[BEGIN GIVEN DATA]

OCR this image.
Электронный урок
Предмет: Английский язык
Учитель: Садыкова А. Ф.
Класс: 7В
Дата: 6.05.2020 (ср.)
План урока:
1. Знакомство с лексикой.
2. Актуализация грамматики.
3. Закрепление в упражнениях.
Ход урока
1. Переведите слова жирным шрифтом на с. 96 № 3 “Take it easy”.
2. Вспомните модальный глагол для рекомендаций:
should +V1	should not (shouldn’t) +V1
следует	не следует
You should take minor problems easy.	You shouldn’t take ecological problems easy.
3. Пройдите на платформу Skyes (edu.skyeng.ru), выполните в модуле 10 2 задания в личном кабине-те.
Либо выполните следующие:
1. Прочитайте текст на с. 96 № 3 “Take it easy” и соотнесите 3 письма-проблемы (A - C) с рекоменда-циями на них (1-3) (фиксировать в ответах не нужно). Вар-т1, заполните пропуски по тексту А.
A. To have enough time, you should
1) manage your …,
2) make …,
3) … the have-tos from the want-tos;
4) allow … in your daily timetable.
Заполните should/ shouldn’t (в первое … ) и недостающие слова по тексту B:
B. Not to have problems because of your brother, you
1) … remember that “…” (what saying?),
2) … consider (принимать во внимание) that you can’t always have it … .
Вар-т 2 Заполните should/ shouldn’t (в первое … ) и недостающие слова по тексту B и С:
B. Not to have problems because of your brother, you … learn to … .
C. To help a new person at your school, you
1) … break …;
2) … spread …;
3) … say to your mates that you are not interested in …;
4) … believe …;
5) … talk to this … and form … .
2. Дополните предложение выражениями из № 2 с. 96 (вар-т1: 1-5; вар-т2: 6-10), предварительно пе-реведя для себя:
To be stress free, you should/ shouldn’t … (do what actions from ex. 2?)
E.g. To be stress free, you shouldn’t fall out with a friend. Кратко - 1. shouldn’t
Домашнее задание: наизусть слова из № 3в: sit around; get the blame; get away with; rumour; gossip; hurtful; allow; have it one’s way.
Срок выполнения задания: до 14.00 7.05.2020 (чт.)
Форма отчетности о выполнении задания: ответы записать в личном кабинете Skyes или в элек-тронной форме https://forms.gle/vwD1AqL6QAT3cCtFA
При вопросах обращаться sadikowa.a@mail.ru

[END GIVEN DATA]

GOAL: Write out every entry word for word.

SOLUTION FOR THIS PROBLEM:
OCR this image.
Электронный урок
Предмет: Английский язык
Учитель: Садыкова А. Ф.
Класс: 7В
Дата: 6.05.2020 (ср.)
План урока:
1. Знакомство с лексикой.
2. Актуализация грамматики.
3. Закрепление в упражнениях.
Ход урока
1. Переведите слова жирным шрифтом на с. 96 № 3 “Take it easy”.
2. Вспомните модальный глагол для рекомендаций:
should +V1	should not (shouldn’t) +V1
следует	не следует
You should take minor problems easy.	You shouldn’t take ecological problems easy.
3. Пройдите на платформу Skyes (edu.skyeng.ru), выполните в модуле 10 2 задания в личном кабине-те.
Либо выполните следующие:
1. Прочитайте текст на с. 96 № 3 “Take it easy” и соотнесите 3 письма-проблемы (A - C) с рекоменда-циями на них (1-3) (фиксировать в ответах не нужно). Вар-т1, заполните пропуски по тексту А.
A. To have enough time, you should
1) manage your …,
2) make …,
3) … the have-tos from the want-tos;
4) allow … in your daily timetable.
Заполните should/ shouldn’t (в первое … ) и недостающие слова по тексту B:
B. Not to have problems because of your brother, you
1) … remember that “…” (what saying?),
2) … consider (принимать во внимание) that you can’t always have it … .
Вар-т 2 Заполните should/ shouldn’t (в первое … ) и недостающие слова по тексту B и С:
B. Not to have problems because of your brother, you … learn to … .
C. To help a new person at your school, you
1) … break …;
2) … spread …;
3) … say to your mates that you are not interested in …;
4) … believe …;
5) … talk to this … and form … .
2. Дополните предложение выражениями из № 2 с. 96 (вар-т1: 1-5; вар-т2: 6-10), предварительно пе-реведя для себя:
To be stress free, you should/ shouldn’t … (do what actions from ex. 2?)
E.g. To be stress free, you shouldn’t fall out with a friend. Кратко - 1. shouldn’t
Домашнее задание: наизусть слова из № 3в: sit around; get the blame; get away with; rumour; gossip; hurtful; allow; have it one’s way.
Срок выполнения задания: до 14.00 7.05.2020 (чт.)
Форма отчетности о выполнении задания: ответы записать в личном кабинете Skyes или в элек-тронной форме https://forms.gle/vwD1AqL6QAT3cCtFA
При вопросах обращаться sadikowa.a@mail.ru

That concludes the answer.